### [EXERCISE]
In the copy, keep every record exact and leave out all images.

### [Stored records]
[BEGIN]

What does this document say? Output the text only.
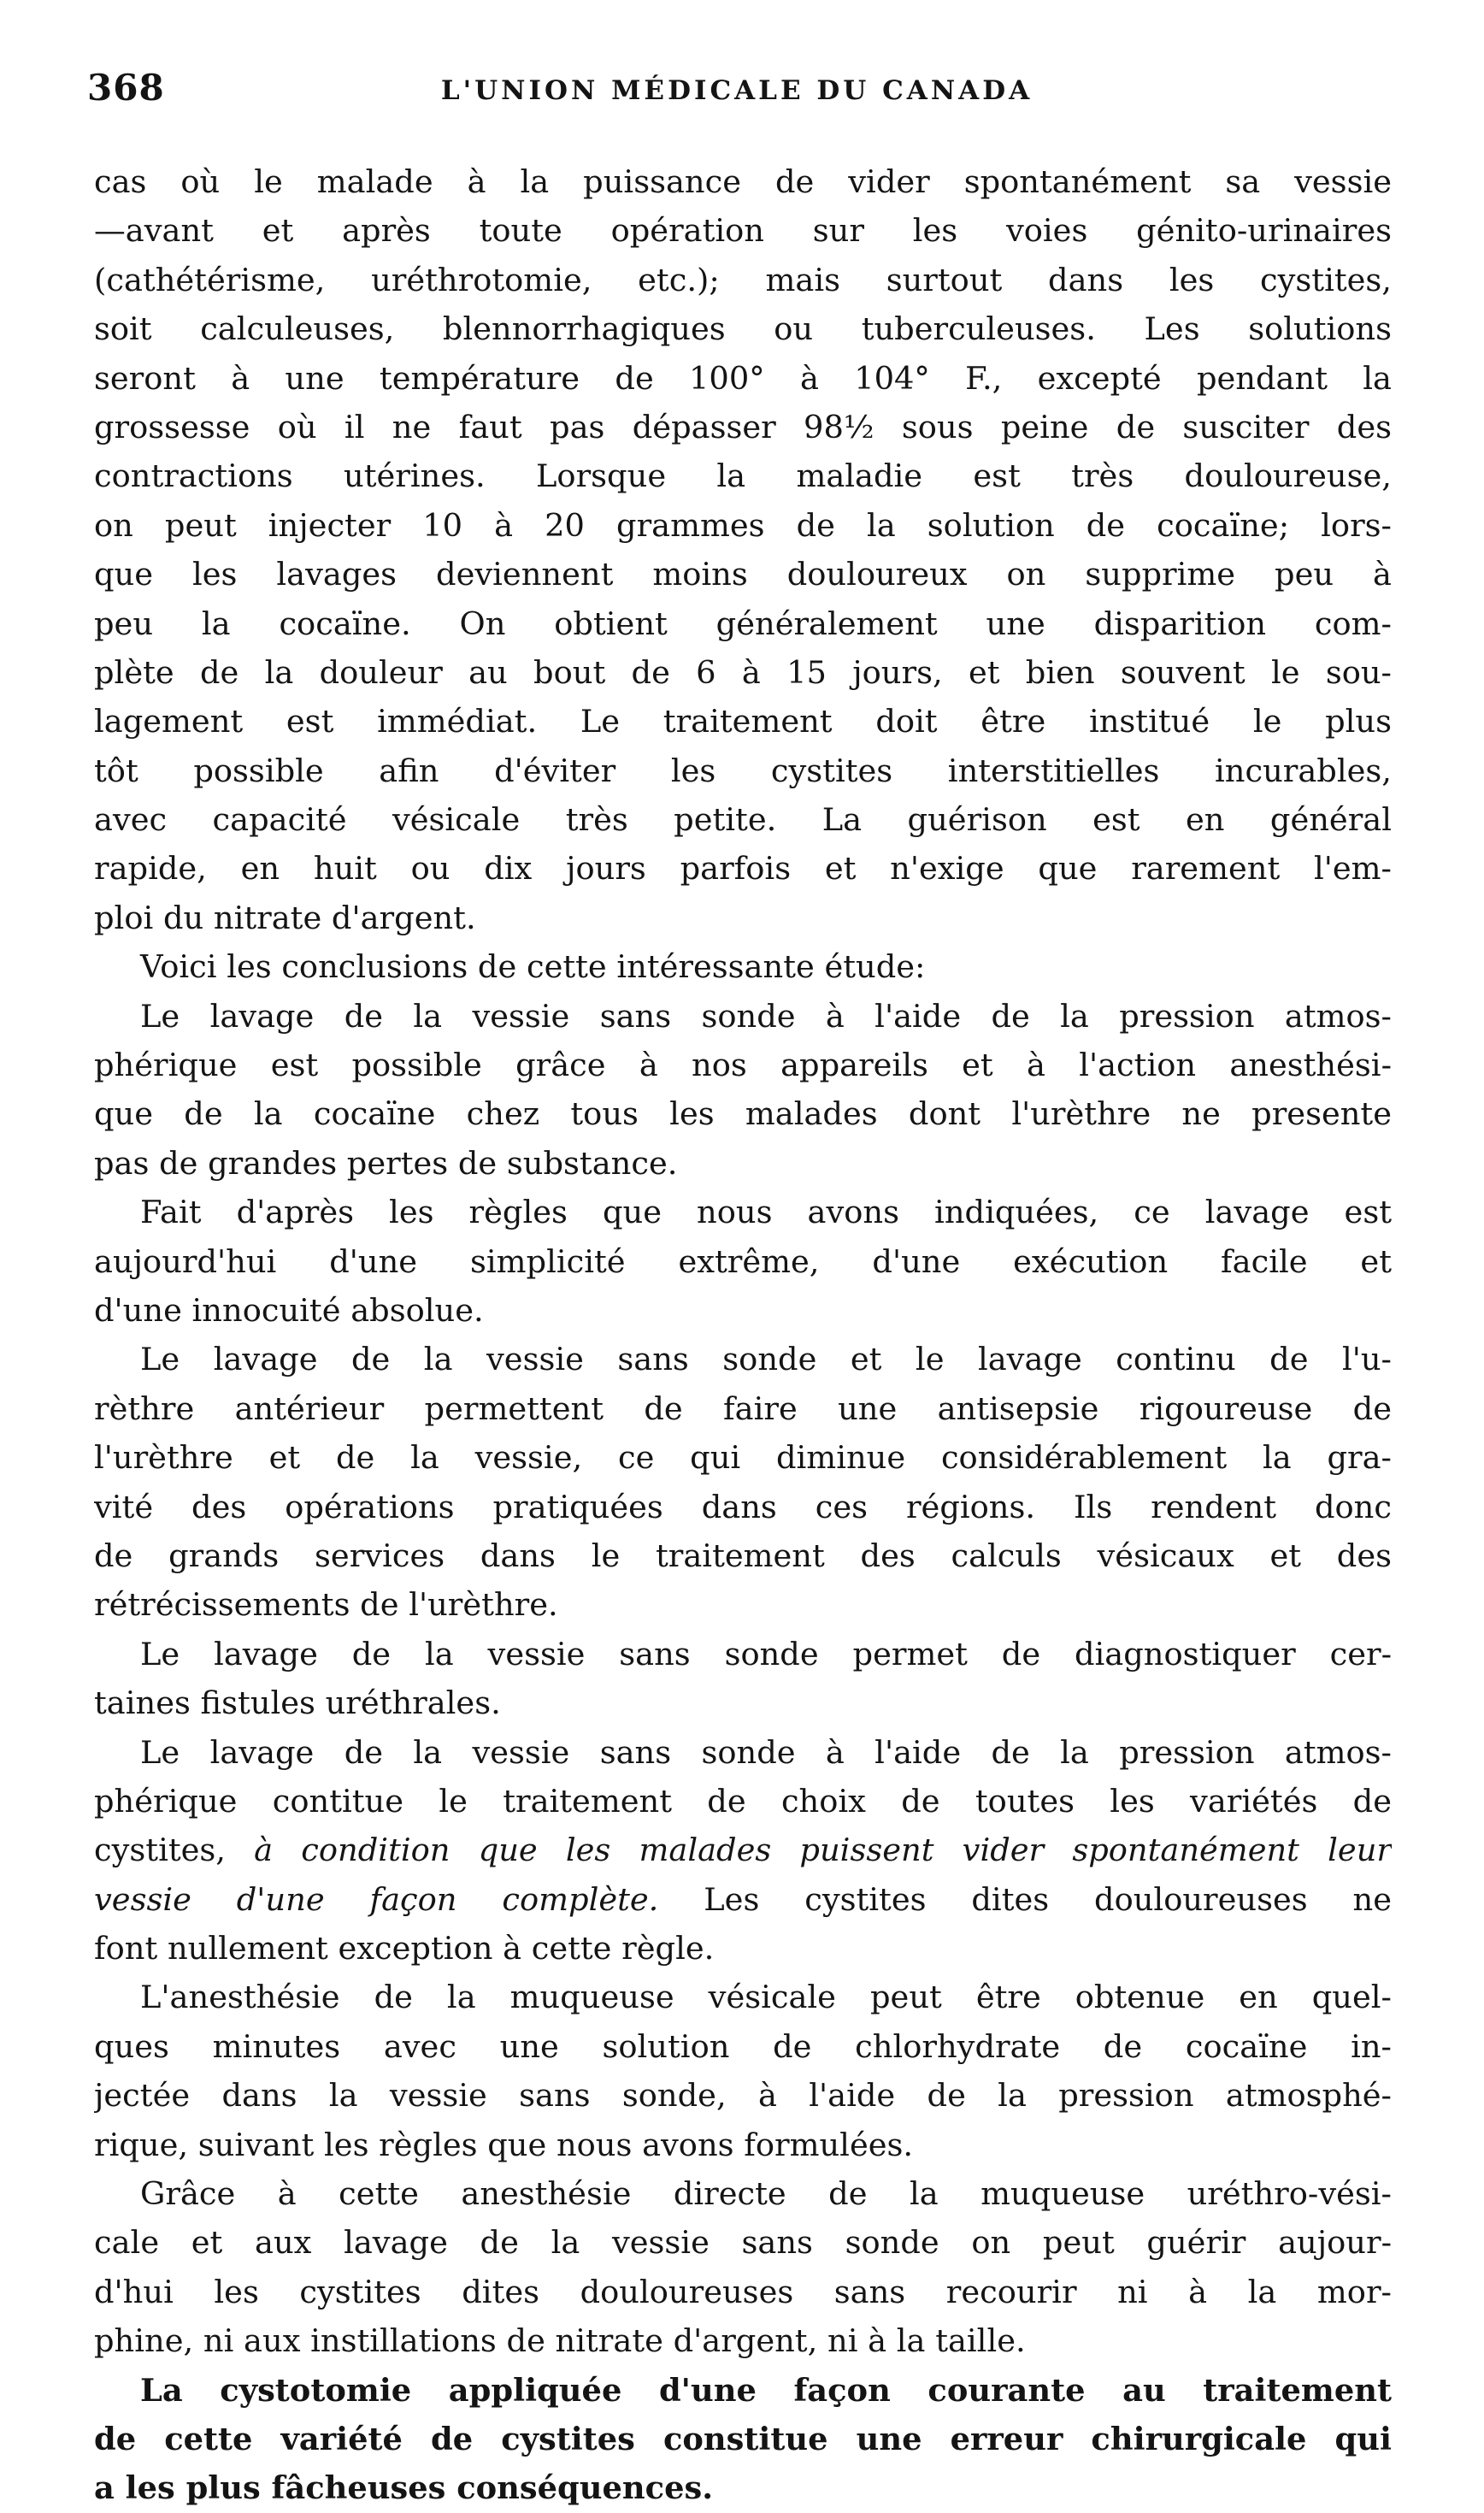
368	L'UNION MÉDICALE DU CANADA
cas où le malade à la puissance de vider spontanément sa vessie
—avant et après toute opération sur les voies génito-urinaires
(cathétérisme, uréthrotomie, etc.); mais surtout dans les cystites,
soit calculeuses, blennorrhagiques ou tuberculeuses. Les solutions
seront à une température de 100° à 104° F., excepté pendant la
grossesse où il ne faut pas dépasser 98½ sous peine de susciter des
contractions utérines. Lorsque la maladie est très douloureuse,
on peut injecter 10 à 20 grammes de la solution de cocaïne; lors-
que les lavages deviennent moins douloureux on supprime peu à
peu la cocaïne. On obtient généralement une disparition com-
plète de la douleur au bout de 6 à 15 jours, et bien souvent le sou-
lagement est immédiat. Le traitement doit être institué le plus
tôt possible afin d'éviter les cystites interstitielles incurables,
avec capacité vésicale très petite. La guérison est en général
rapide, en huit ou dix jours parfois et n'exige que rarement l'em-
ploi du nitrate d'argent.
Voici les conclusions de cette intéressante étude:
Le lavage de la vessie sans sonde à l'aide de la pression atmos-
phérique est possible grâce à nos appareils et à l'action anesthési-
que de la cocaïne chez tous les malades dont l'urèthre ne presente
pas de grandes pertes de substance.
Fait d'après les règles que nous avons indiquées, ce lavage est
aujourd'hui d'une simplicité extrême, d'une exécution facile et
d'une innocuité absolue.
Le lavage de la vessie sans sonde et le lavage continu de l'u-
rèthre antérieur permettent de faire une antisepsie rigoureuse de
l'urèthre et de la vessie, ce qui diminue considérablement la gra-
vité des opérations pratiquées dans ces régions. Ils rendent donc
de grands services dans le traitement des calculs vésicaux et des
rétrécissements de l'urèthre.
Le lavage de la vessie sans sonde permet de diagnostiquer cer-
taines fistules uréthrales.
Le lavage de la vessie sans sonde à l'aide de la pression atmos-
phérique contitue le traitement de choix de toutes les variétés de
cystites, à condition que les malades puissent vider spontanément leur
vessie d'une façon complète. Les cystites dites douloureuses ne
font nullement exception à cette règle.
L'anesthésie de la muqueuse vésicale peut être obtenue en quel-
ques minutes avec une solution de chlorhydrate de cocaïne in-
jectée dans la vessie sans sonde, à l'aide de la pression atmosphé-
rique, suivant les règles que nous avons formulées.
Grâce à cette anesthésie directe de la muqueuse uréthro-vési-
cale et aux lavage de la vessie sans sonde on peut guérir aujour-
d'hui les cystites dites douloureuses sans recourir ni à la mor-
phine, ni aux instillations de nitrate d'argent, ni à la taille.
La cystotomie appliquée d'une façon courante au traitement
de cette variété de cystites constitue une erreur chirurgicale qui
a les plus fâcheuses conséquences.
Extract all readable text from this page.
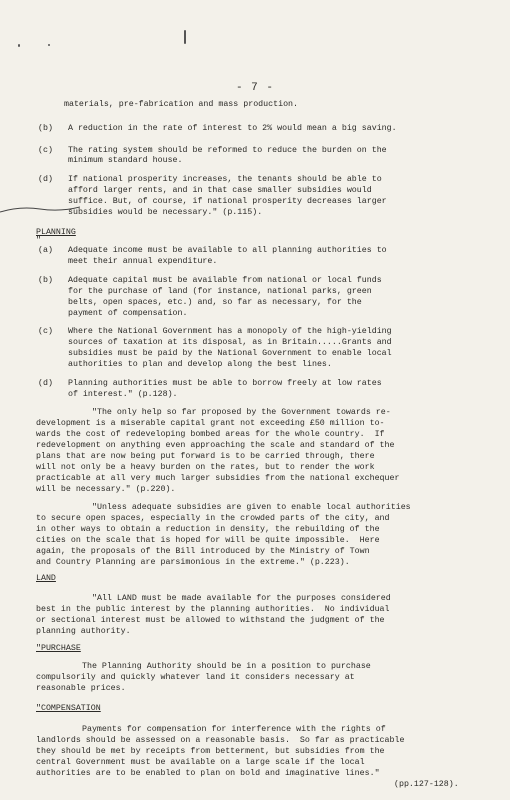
- 7 -

materials, pre-fabrication and mass production.

(b) A reduction in the rate of interest to 2% would mean a big saving.

(c) The rating system should be reformed to reduce the burden on the

minimum standard house.

(d) If national prosperity increases, the tenants should be able to

afford larger rents, and in that case smaller subsidies would

suffice. But, of course, if national prosperity decreases larger

subsidies would be necessary." (p.115).

PLANNING
"
(a) Adequate income must be available to all planning authorities to

meet their annual expenditure.

(b) Adequate capital must be available from national or local funds

for the purchase of land (for instance, national parks, green

belts, open spaces, etc.) and, so far as necessary, for the

payment of compensation.

(c) Where the National Government has a monopoly of the high-yielding

sources of taxation at its disposal, as in Britain.....Grants and

subsidies must be paid by the National Government to enable local

authorities to plan and develop along the best lines.

(d) Planning authorities must be able to borrow freely at low rates

of interest." (p.128).

"The only help so far proposed by the Government towards re-

development is a miserable capital grant not exceeding £50 million to-

wards the cost of redeveloping bombed areas for the whole country.  If

redevelopment on anything even approaching the scale and standard of the

plans that are now being put forward is to be carried through, there

will not only be a heavy burden on the rates, but to render the work

practicable at all very much larger subsidies from the national exchequer

will be necessary." (p.220).

"Unless adequate subsidies are given to enable local authorities

to secure open spaces, especially in the crowded parts of the city, and

in other ways to obtain a reduction in density, the rebuilding of the

cities on the scale that is hoped for will be quite impossible.  Here

again, the proposals of the Bill introduced by the Ministry of Town

and Country Planning are parsimonious in the extreme." (p.223).

LAND

"All LAND must be made available for the purposes considered

best in the public interest by the planning authorities.  No individual

or sectional interest must be allowed to withstand the judgment of the

planning authority.

"PURCHASE

The Planning Authority should be in a position to purchase

compulsorily and quickly whatever land it considers necessary at

reasonable prices.

"COMPENSATION

Payments for compensation for interference with the rights of

landlords should be assessed on a reasonable basis.  So far as practicable

they should be met by receipts from betterment, but subsidies from the

central Government must be available on a large scale if the local

authorities are to be enabled to plan on bold and imaginative lines."

(pp.127-128).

[END]

### [COMPLETE OUTPUT]
What does this document say? Output the text only.
368	L'UNION MÉDICALE DU CANADA
cas où le malade à la puissance de vider spontanément sa vessie
—avant et après toute opération sur les voies génito-urinaires
(cathétérisme, uréthrotomie, etc.); mais surtout dans les cystites,
soit calculeuses, blennorrhagiques ou tuberculeuses. Les solutions
seront à une température de 100° à 104° F., excepté pendant la
grossesse où il ne faut pas dépasser 98½ sous peine de susciter des
contractions utérines. Lorsque la maladie est très douloureuse,
on peut injecter 10 à 20 grammes de la solution de cocaïne; lors-
que les lavages deviennent moins douloureux on supprime peu à
peu la cocaïne. On obtient généralement une disparition com-
plète de la douleur au bout de 6 à 15 jours, et bien souvent le sou-
lagement est immédiat. Le traitement doit être institué le plus
tôt possible afin d'éviter les cystites interstitielles incurables,
avec capacité vésicale très petite. La guérison est en général
rapide, en huit ou dix jours parfois et n'exige que rarement l'em-
ploi du nitrate d'argent.
Voici les conclusions de cette intéressante étude:
Le lavage de la vessie sans sonde à l'aide de la pression atmos-
phérique est possible grâce à nos appareils et à l'action anesthési-
que de la cocaïne chez tous les malades dont l'urèthre ne presente
pas de grandes pertes de substance.
Fait d'après les règles que nous avons indiquées, ce lavage est
aujourd'hui d'une simplicité extrême, d'une exécution facile et
d'une innocuité absolue.
Le lavage de la vessie sans sonde et le lavage continu de l'u-
rèthre antérieur permettent de faire une antisepsie rigoureuse de
l'urèthre et de la vessie, ce qui diminue considérablement la gra-
vité des opérations pratiquées dans ces régions. Ils rendent donc
de grands services dans le traitement des calculs vésicaux et des
rétrécissements de l'urèthre.
Le lavage de la vessie sans sonde permet de diagnostiquer cer-
taines fistules uréthrales.
Le lavage de la vessie sans sonde à l'aide de la pression atmos-
phérique contitue le traitement de choix de toutes les variétés de
cystites, à condition que les malades puissent vider spontanément leur
vessie d'une façon complète. Les cystites dites douloureuses ne
font nullement exception à cette règle.
L'anesthésie de la muqueuse vésicale peut être obtenue en quel-
ques minutes avec une solution de chlorhydrate de cocaïne in-
jectée dans la vessie sans sonde, à l'aide de la pression atmosphé-
rique, suivant les règles que nous avons formulées.
Grâce à cette anesthésie directe de la muqueuse uréthro-vési-
cale et aux lavage de la vessie sans sonde on peut guérir aujour-
d'hui les cystites dites douloureuses sans recourir ni à la mor-
phine, ni aux instillations de nitrate d'argent, ni à la taille.
La cystotomie appliquée d'une façon courante au traitement
de cette variété de cystites constitue une erreur chirurgicale qui
a les plus fâcheuses conséquences.
Extract all readable text from this page.
- 7 -

materials, pre-fabrication and mass production.

(b) A reduction in the rate of interest to 2% would mean a big saving.

(c) The rating system should be reformed to reduce the burden on the

minimum standard house.

(d) If national prosperity increases, the tenants should be able to

afford larger rents, and in that case smaller subsidies would

suffice. But, of course, if national prosperity decreases larger

subsidies would be necessary." (p.115).

PLANNING
"
(a) Adequate income must be available to all planning authorities to

meet their annual expenditure.

(b) Adequate capital must be available from national or local funds

for the purchase of land (for instance, national parks, green

belts, open spaces, etc.) and, so far as necessary, for the

payment of compensation.

(c) Where the National Government has a monopoly of the high-yielding

sources of taxation at its disposal, as in Britain.....Grants and

subsidies must be paid by the National Government to enable local

authorities to plan and develop along the best lines.

(d) Planning authorities must be able to borrow freely at low rates

of interest." (p.128).

"The only help so far proposed by the Government towards re-

development is a miserable capital grant not exceeding £50 million to-

wards the cost of redeveloping bombed areas for the whole country.  If

redevelopment on anything even approaching the scale and standard of the

plans that are now being put forward is to be carried through, there

will not only be a heavy burden on the rates, but to render the work

practicable at all very much larger subsidies from the national exchequer

will be necessary." (p.220).

"Unless adequate subsidies are given to enable local authorities

to secure open spaces, especially in the crowded parts of the city, and

in other ways to obtain a reduction in density, the rebuilding of the

cities on the scale that is hoped for will be quite impossible.  Here

again, the proposals of the Bill introduced by the Ministry of Town

and Country Planning are parsimonious in the extreme." (p.223).

LAND

"All LAND must be made available for the purposes considered

best in the public interest by the planning authorities.  No individual

or sectional interest must be allowed to withstand the judgment of the

planning authority.

"PURCHASE

The Planning Authority should be in a position to purchase

compulsorily and quickly whatever land it considers necessary at

reasonable prices.

"COMPENSATION

Payments for compensation for interference with the rights of

landlords should be assessed on a reasonable basis.  So far as practicable

they should be met by receipts from betterment, but subsidies from the

central Government must be available on a large scale if the local

authorities are to be enabled to plan on bold and imaginative lines."

(pp.127-128).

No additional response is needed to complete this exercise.